## Data items
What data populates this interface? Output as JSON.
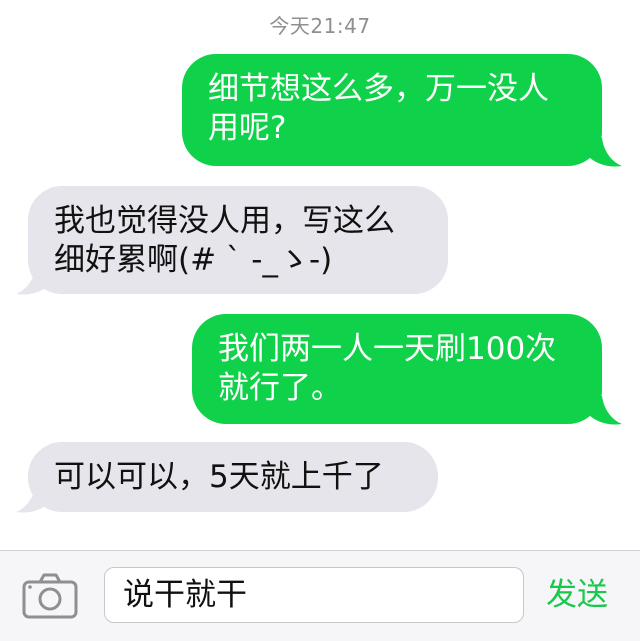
{
  "header": {
    "timestamp": "今天21:47"
  },
  "messages": [
    {
      "direction": "outgoing",
      "text": "细节想这么多，万一没人\n用呢?"
    },
    {
      "direction": "incoming",
      "text": "我也觉得没人用，写这么\n细好累啊(# ` -_ゝ-)"
    },
    {
      "direction": "outgoing",
      "text": "我们两一人一天刷100次\n就行了。"
    },
    {
      "direction": "incoming",
      "text": "可以可以，5天就上千了"
    }
  ],
  "composer": {
    "input_value": "说干就干",
    "send_label": "发送",
    "camera_icon": "camera-icon"
  },
  "colors": {
    "outgoing_bubble": "#10d24a",
    "incoming_bubble": "#e6e5eb",
    "send_text": "#18c84a",
    "timestamp_text": "#8e8e93"
  }
}
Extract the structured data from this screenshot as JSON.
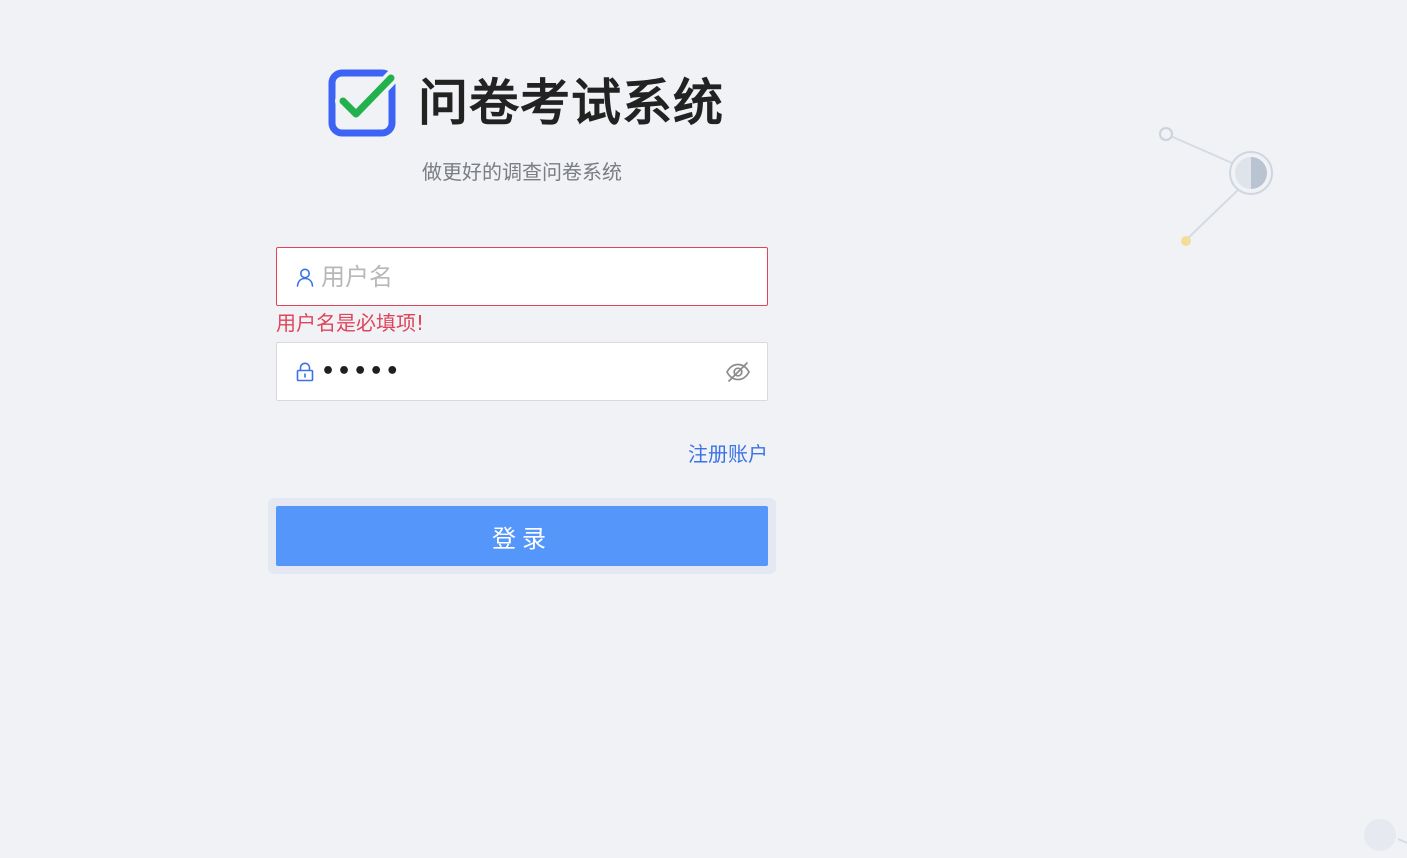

## What you have to do
Transcribe all the data word for word; the images stay out.

## Task output
What data populates this interface? Output as JSON.
{
  "header": {
    "timestamp": "今天21:47"
  },
  "messages": [
    {
      "direction": "outgoing",
      "text": "细节想这么多，万一没人\n用呢?"
    },
    {
      "direction": "incoming",
      "text": "我也觉得没人用，写这么\n细好累啊(# ` -_ゝ-)"
    },
    {
      "direction": "outgoing",
      "text": "我们两一人一天刷100次\n就行了。"
    },
    {
      "direction": "incoming",
      "text": "可以可以，5天就上千了"
    }
  ],
  "composer": {
    "input_value": "说干就干",
    "send_label": "发送",
    "camera_icon": "camera-icon"
  },
  "colors": {
    "outgoing_bubble": "#10d24a",
    "incoming_bubble": "#e6e5eb",
    "send_text": "#18c84a",
    "timestamp_text": "#8e8e93"
  }
}
Extract the structured data from this screenshot as JSON.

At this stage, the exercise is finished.